→ **审阅文本**

________________________

利用WFM-A进行mAb电荷异构体馏分收集

沃特世分析型馏分管理器(WFM-A)是一款分析型馏分收集器,专为收集UPLC(即,扩散体积<20μL)、UHPLC(即,扩散体积>20 μL但<40μL)和HPLC(即,扩散体积>40 μL)产生的小体积峰而设计(图1)。低容量的快速切换阀降低了扩散性,可精确收集UPLC窄峰所对应的馏分2。 WFM-A采用生物相容性流路,可轻松集成至UPLC或HPLC系统,适用于所有生物分子应用。因此,可以作为mAb电荷异构体馏分收集的理想选择。

图1.沃特世分析型馏分管理器(WFM-A)可轻松集成至液相色谱系统

收集馏分之前,建议先进行上样研究,以确定色谱柱的最佳上样量。与分析方法的最佳上样量不同,此项研究的目标是在分离度仍符合可接受标准的前提下确定最大上样量。该评估还可以考虑是否对收集的馏分再次进行色谱分离。图2A展示了利用BioResolve SCX mAb, 4.6 × 50 mm色谱柱获得的曲妥珠单抗电荷异构体分离结果。正如预期所料,分离度随上样量的增加而降低。还值得注意的是,随着上样量的增加,保留时间缩短。这是由于颗粒表面可用配体的饱和度增加所致。此外,较早洗脱峰的保留时间偏移更大,表明在这些条件下,结合力更强的电荷异构体取代了柱头先前结合较弱的部分。保留时间的这种偏移表明,采用自动化馏分收集时,色谱柱可重现的上样非常重要。

如图2B所示,增加色谱柱柱长有助于降低分离度损失。在梯度时间加倍时,上样量增加至2.5倍产生的分离度与50 mm色谱柱相当,纯化效率提高了25%。总体而言,上述结果表明BioResolve SCX mAb, 4.6 × 100 mm色谱柱的上样量范围为1~2 mg mAb3。根据分离的蛋白质样品不同,上样量可能存在明显差异。

图2.上样研究。(A) 利用BioResolve SCX mAb, 4.6 × 50 mm色谱柱上样并分离各种量的曲妥珠单抗(21 mg/mL)。(B) 利用内径为50 mm和100 mm的BioResolve SCX mAb色谱柱上样并分离不同量的曲妥珠单抗(21 mg/mL)。

________________________

→ **练习任务**
1 – 馏分收集一文指出，随着上样量增加，保留时间会缩短。文中给出的原因是什么？
2 – 请原文抄录馏分收集一文中自“图1.沃特世分析型馏分管理器(WFM-A)可轻松集成至液相色谱系统”起，至“mm色谱柱的上样量范围为1~2 mg mAb3。根据分离的蛋白质样品不同,上样量可能存在明显差异。”止（含该处）的内容。
3 – 请在馏分收集一文末句之后续写下去。
后附列表为独立材料，与馏分收集一文无关。

________________________

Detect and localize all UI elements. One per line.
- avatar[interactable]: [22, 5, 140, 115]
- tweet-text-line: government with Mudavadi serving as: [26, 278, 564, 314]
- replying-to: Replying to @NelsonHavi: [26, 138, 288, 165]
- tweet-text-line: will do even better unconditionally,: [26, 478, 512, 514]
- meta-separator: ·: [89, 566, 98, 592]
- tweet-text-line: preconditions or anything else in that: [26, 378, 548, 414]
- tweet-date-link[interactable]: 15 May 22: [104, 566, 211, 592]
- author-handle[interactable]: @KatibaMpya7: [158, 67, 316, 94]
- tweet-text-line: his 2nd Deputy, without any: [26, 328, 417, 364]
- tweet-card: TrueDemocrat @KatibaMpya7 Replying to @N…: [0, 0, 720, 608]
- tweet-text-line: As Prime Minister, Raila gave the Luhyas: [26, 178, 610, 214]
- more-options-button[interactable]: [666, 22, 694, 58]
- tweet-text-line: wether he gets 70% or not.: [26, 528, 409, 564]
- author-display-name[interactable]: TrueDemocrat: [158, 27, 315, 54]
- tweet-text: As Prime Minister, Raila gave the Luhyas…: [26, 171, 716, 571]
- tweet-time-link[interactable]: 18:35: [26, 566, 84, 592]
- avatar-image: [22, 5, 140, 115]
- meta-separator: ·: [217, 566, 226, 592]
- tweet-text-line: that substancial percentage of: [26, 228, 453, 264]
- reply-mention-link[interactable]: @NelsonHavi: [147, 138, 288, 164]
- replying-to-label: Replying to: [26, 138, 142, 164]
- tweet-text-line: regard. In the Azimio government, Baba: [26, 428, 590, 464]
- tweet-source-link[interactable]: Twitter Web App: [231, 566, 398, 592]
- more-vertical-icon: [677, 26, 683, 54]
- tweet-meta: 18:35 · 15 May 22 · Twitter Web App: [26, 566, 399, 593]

________________________

→ **参考答案**
1 – 颗粒表面可用配体的饱和度增加。

2 –
图1.沃特世分析型馏分管理器(WFM-A)可轻松集成至液相色谱系统

收集馏分之前,建议先进行上样研究,以确定色谱柱的最佳上样量。与分析方法的最佳上样量不同,此项研究的目标是在分离度仍符合可接受标准的前提下确定最大上样量。该评估还可以考虑是否对收集的馏分再次进行色谱分离。图2A展示了利用BioResolve SCX mAb, 4.6 × 50 mm色谱柱获得的曲妥珠单抗电荷异构体分离结果。正如预期所料,分离度随上样量的增加而降低。还值得注意的是,随着上样量的增加,保留时间缩短。这是由于颗粒表面可用配体的饱和度增加所致。此外,较早洗脱峰的保留时间偏移更大,表明在这些条件下,结合力更强的电荷异构体取代了柱头先前结合较弱的部分。保留时间的这种偏移表明,采用自动化馏分收集时,色谱柱可重现的上样非常重要。

如图2B所示,增加色谱柱柱长有助于降低分离度损失。在梯度时间加倍时,上样量增加至2.5倍产生的分离度与50 mm色谱柱相当,纯化效率提高了25%。总体而言,上述结果表明BioResolve SCX mAb, 4.6 × 100 mm色谱柱的上样量范围为1~2 mg mAb3。根据分离的蛋白质样品不同,上样量可能存在明显差异。

3 –
图3A展示了采用WFM-A收集到的英夫利昔单抗电荷异构体馏分。然后将这些馏分合并、稀释并重新进样至BioResolve SCX mAb色谱柱。通过重叠馏分色谱图,可以观察到交替馏分(例如,馏分2、4、6、8和10)获得了合理的基线分离(图3B)。因此,可以只用一次运行对多个交替馏分进行再次色谱分离,从而节省大量时间。图3C显示的色谱图中,在低盐浓度上样条件下将多种馏分重新进样至BioResolve SCX mAb色谱柱,然后利用盐梯度法进行洗脱。所有馏分均用上样缓冲液稀释(稀释比1:1)以降低盐浓度。此外,交替馏分的进样顺序应与洗脱顺序相反。例如,首先进样馏分10,然后是馏分8和馏分6,以此类推。这样做可以防止在加载离子强度更高的馏分时,保留性能较弱的馏分可能会从色谱柱中被洗脱出来。从图中可以看出,只用一次运行就能很好地分离交替馏分。

图3.馏分收集和重新纯化。(A) 采用WFM-A收集到的英夫利昔单抗电荷异构体馏分。(B) 各种馏分重新进样后得到的叠加色谱图。(C) 同时重新纯化多种馏分。

进一步分析mAb电荷异构体馏分

收集到馏分后,即可通过各种结构和功能分析来表征蛋白质电荷异构体。提供选定英夫利昔单抗馏分的完整蛋白质和亚基LC-MS分析以及选定曲妥珠单抗馏分的肽图分析作为示例。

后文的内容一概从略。